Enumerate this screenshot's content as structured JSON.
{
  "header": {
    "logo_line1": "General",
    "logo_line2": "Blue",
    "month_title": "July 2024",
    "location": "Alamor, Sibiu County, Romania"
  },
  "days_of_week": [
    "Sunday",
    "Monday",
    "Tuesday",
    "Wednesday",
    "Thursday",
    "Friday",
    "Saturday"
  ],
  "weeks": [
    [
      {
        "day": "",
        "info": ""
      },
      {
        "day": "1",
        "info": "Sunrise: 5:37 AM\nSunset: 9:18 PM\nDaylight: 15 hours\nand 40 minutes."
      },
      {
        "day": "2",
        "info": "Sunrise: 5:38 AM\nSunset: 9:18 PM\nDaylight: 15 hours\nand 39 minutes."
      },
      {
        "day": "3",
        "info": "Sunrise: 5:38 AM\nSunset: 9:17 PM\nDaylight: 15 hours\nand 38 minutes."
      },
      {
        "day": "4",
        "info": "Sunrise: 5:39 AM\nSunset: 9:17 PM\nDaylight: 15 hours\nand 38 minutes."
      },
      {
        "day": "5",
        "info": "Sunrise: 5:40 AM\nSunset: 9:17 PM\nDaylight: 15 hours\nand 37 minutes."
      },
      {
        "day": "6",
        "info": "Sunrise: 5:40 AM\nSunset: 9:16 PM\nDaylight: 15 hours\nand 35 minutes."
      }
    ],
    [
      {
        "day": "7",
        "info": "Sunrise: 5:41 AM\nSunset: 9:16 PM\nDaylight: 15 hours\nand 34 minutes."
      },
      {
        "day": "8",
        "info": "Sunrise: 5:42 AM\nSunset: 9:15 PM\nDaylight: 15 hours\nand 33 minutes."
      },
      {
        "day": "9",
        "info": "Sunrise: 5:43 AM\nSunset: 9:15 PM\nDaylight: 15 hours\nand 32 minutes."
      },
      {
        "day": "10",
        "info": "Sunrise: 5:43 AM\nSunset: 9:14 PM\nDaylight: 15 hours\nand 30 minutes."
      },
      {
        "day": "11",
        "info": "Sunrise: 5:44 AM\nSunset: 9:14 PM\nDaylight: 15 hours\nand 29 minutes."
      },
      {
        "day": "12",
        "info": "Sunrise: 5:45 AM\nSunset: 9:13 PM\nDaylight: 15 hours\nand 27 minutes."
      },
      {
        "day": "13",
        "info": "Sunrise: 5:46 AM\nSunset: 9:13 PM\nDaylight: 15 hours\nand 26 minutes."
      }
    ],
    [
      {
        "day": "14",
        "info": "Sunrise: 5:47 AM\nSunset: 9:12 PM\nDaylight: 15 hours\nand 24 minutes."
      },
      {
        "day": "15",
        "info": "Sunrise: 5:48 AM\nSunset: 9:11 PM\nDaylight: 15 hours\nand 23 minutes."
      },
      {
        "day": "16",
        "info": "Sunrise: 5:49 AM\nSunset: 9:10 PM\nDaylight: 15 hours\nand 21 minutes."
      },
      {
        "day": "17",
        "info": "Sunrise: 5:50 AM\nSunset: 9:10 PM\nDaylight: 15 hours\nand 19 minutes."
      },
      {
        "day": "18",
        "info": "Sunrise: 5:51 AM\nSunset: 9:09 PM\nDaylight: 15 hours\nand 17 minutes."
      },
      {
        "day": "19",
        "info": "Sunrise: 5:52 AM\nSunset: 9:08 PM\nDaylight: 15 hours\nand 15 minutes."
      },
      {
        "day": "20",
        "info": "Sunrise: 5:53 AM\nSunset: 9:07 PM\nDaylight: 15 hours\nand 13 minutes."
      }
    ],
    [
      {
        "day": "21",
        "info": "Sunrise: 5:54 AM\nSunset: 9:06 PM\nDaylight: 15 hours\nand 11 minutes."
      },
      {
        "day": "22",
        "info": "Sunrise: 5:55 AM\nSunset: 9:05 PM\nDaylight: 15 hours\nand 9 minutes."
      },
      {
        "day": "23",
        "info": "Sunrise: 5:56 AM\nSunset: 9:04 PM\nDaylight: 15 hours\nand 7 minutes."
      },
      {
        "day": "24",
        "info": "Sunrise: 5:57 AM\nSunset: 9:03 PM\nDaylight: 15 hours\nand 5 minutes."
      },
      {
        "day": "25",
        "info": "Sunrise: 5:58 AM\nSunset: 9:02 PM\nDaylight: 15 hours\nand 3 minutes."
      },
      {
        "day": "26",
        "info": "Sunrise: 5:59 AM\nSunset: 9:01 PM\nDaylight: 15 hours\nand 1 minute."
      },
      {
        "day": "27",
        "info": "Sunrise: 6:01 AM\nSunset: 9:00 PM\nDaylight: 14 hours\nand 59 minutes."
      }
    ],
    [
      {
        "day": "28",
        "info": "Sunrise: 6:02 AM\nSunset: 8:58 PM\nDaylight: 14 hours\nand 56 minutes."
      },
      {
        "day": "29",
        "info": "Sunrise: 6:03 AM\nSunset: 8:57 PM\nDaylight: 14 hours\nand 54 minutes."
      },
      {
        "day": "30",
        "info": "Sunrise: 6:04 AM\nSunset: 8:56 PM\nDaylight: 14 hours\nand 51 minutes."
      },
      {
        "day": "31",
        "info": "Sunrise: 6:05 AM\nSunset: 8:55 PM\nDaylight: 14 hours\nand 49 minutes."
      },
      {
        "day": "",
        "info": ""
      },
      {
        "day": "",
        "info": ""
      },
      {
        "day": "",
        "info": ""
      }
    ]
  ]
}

==*==

## TASK DIRECTIONS
Transcribe all lines as written.

## CORRECT RESULT
Enumerate this screenshot's content as structured JSON.
{
  "header": {
    "logo_line1": "General",
    "logo_line2": "Blue",
    "month_title": "July 2024",
    "location": "Alamor, Sibiu County, Romania"
  },
  "days_of_week": [
    "Sunday",
    "Monday",
    "Tuesday",
    "Wednesday",
    "Thursday",
    "Friday",
    "Saturday"
  ],
  "weeks": [
    [
      {
        "day": "",
        "info": ""
      },
      {
        "day": "1",
        "info": "Sunrise: 5:37 AM\nSunset: 9:18 PM\nDaylight: 15 hours\nand 40 minutes."
      },
      {
        "day": "2",
        "info": "Sunrise: 5:38 AM\nSunset: 9:18 PM\nDaylight: 15 hours\nand 39 minutes."
      },
      {
        "day": "3",
        "info": "Sunrise: 5:38 AM\nSunset: 9:17 PM\nDaylight: 15 hours\nand 38 minutes."
      },
      {
        "day": "4",
        "info": "Sunrise: 5:39 AM\nSunset: 9:17 PM\nDaylight: 15 hours\nand 38 minutes."
      },
      {
        "day": "5",
        "info": "Sunrise: 5:40 AM\nSunset: 9:17 PM\nDaylight: 15 hours\nand 37 minutes."
      },
      {
        "day": "6",
        "info": "Sunrise: 5:40 AM\nSunset: 9:16 PM\nDaylight: 15 hours\nand 35 minutes."
      }
    ],
    [
      {
        "day": "7",
        "info": "Sunrise: 5:41 AM\nSunset: 9:16 PM\nDaylight: 15 hours\nand 34 minutes."
      },
      {
        "day": "8",
        "info": "Sunrise: 5:42 AM\nSunset: 9:15 PM\nDaylight: 15 hours\nand 33 minutes."
      },
      {
        "day": "9",
        "info": "Sunrise: 5:43 AM\nSunset: 9:15 PM\nDaylight: 15 hours\nand 32 minutes."
      },
      {
        "day": "10",
        "info": "Sunrise: 5:43 AM\nSunset: 9:14 PM\nDaylight: 15 hours\nand 30 minutes."
      },
      {
        "day": "11",
        "info": "Sunrise: 5:44 AM\nSunset: 9:14 PM\nDaylight: 15 hours\nand 29 minutes."
      },
      {
        "day": "12",
        "info": "Sunrise: 5:45 AM\nSunset: 9:13 PM\nDaylight: 15 hours\nand 27 minutes."
      },
      {
        "day": "13",
        "info": "Sunrise: 5:46 AM\nSunset: 9:13 PM\nDaylight: 15 hours\nand 26 minutes."
      }
    ],
    [
      {
        "day": "14",
        "info": "Sunrise: 5:47 AM\nSunset: 9:12 PM\nDaylight: 15 hours\nand 24 minutes."
      },
      {
        "day": "15",
        "info": "Sunrise: 5:48 AM\nSunset: 9:11 PM\nDaylight: 15 hours\nand 23 minutes."
      },
      {
        "day": "16",
        "info": "Sunrise: 5:49 AM\nSunset: 9:10 PM\nDaylight: 15 hours\nand 21 minutes."
      },
      {
        "day": "17",
        "info": "Sunrise: 5:50 AM\nSunset: 9:10 PM\nDaylight: 15 hours\nand 19 minutes."
      },
      {
        "day": "18",
        "info": "Sunrise: 5:51 AM\nSunset: 9:09 PM\nDaylight: 15 hours\nand 17 minutes."
      },
      {
        "day": "19",
        "info": "Sunrise: 5:52 AM\nSunset: 9:08 PM\nDaylight: 15 hours\nand 15 minutes."
      },
      {
        "day": "20",
        "info": "Sunrise: 5:53 AM\nSunset: 9:07 PM\nDaylight: 15 hours\nand 13 minutes."
      }
    ],
    [
      {
        "day": "21",
        "info": "Sunrise: 5:54 AM\nSunset: 9:06 PM\nDaylight: 15 hours\nand 11 minutes."
      },
      {
        "day": "22",
        "info": "Sunrise: 5:55 AM\nSunset: 9:05 PM\nDaylight: 15 hours\nand 9 minutes."
      },
      {
        "day": "23",
        "info": "Sunrise: 5:56 AM\nSunset: 9:04 PM\nDaylight: 15 hours\nand 7 minutes."
      },
      {
        "day": "24",
        "info": "Sunrise: 5:57 AM\nSunset: 9:03 PM\nDaylight: 15 hours\nand 5 minutes."
      },
      {
        "day": "25",
        "info": "Sunrise: 5:58 AM\nSunset: 9:02 PM\nDaylight: 15 hours\nand 3 minutes."
      },
      {
        "day": "26",
        "info": "Sunrise: 5:59 AM\nSunset: 9:01 PM\nDaylight: 15 hours\nand 1 minute."
      },
      {
        "day": "27",
        "info": "Sunrise: 6:01 AM\nSunset: 9:00 PM\nDaylight: 14 hours\nand 59 minutes."
      }
    ],
    [
      {
        "day": "28",
        "info": "Sunrise: 6:02 AM\nSunset: 8:58 PM\nDaylight: 14 hours\nand 56 minutes."
      },
      {
        "day": "29",
        "info": "Sunrise: 6:03 AM\nSunset: 8:57 PM\nDaylight: 14 hours\nand 54 minutes."
      },
      {
        "day": "30",
        "info": "Sunrise: 6:04 AM\nSunset: 8:56 PM\nDaylight: 14 hours\nand 51 minutes."
      },
      {
        "day": "31",
        "info": "Sunrise: 6:05 AM\nSunset: 8:55 PM\nDaylight: 14 hours\nand 49 minutes."
      },
      {
        "day": "",
        "info": ""
      },
      {
        "day": "",
        "info": ""
      },
      {
        "day": "",
        "info": ""
      }
    ]
  ]
}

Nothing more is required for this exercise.